> [Stored records]
--------------------
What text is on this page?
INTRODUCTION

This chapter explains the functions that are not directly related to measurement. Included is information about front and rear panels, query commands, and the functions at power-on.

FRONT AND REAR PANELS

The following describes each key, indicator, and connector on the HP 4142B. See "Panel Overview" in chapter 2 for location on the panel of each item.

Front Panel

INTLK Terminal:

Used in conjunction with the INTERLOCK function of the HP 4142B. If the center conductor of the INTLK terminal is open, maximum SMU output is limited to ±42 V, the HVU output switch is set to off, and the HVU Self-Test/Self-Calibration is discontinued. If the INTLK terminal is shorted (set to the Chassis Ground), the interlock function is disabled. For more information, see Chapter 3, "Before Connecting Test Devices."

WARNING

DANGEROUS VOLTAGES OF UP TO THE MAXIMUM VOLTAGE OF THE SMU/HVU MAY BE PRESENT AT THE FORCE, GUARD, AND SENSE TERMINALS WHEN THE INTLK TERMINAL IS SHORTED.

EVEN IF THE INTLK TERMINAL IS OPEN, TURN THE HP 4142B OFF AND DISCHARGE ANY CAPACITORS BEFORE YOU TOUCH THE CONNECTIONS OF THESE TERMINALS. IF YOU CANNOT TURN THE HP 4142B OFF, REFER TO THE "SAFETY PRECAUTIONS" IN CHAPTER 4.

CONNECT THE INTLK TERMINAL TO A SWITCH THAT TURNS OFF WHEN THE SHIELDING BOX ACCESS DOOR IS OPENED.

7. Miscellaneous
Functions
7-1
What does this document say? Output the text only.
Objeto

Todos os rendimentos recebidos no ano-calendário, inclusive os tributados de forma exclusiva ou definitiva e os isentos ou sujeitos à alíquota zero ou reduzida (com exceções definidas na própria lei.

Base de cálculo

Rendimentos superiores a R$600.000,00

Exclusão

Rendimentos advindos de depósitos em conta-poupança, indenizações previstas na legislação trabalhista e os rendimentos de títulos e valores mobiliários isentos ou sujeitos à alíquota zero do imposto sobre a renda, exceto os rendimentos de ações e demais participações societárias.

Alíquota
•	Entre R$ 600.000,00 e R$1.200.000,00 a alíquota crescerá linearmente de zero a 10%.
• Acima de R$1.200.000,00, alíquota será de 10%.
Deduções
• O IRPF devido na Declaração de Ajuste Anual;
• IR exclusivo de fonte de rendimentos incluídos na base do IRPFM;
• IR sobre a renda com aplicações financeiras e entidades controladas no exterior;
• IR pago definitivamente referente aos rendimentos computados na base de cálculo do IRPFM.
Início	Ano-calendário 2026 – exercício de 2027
--------------------
> [Exercise] Copy every line from the entries that contains the word "TERMINALS".

> [Exercise solution]
DANGEROUS VOLTAGES OF UP TO THE MAXIMUM VOLTAGE OF THE SMU/HVU MAY BE PRESENT AT THE FORCE, GUARD, AND SENSE TERMINALS WHEN THE INTLK TERMINAL IS SHORTED.
EVEN IF THE INTLK TERMINAL IS OPEN, TURN THE HP 4142B OFF AND DISCHARGE ANY CAPACITORS BEFORE YOU TOUCH THE CONNECTIONS OF THESE TERMINALS. IF YOU CANNOT TURN THE HP 4142B OFF, REFER TO THE "SAFETY PRECAUTIONS" IN CHAPTER 4.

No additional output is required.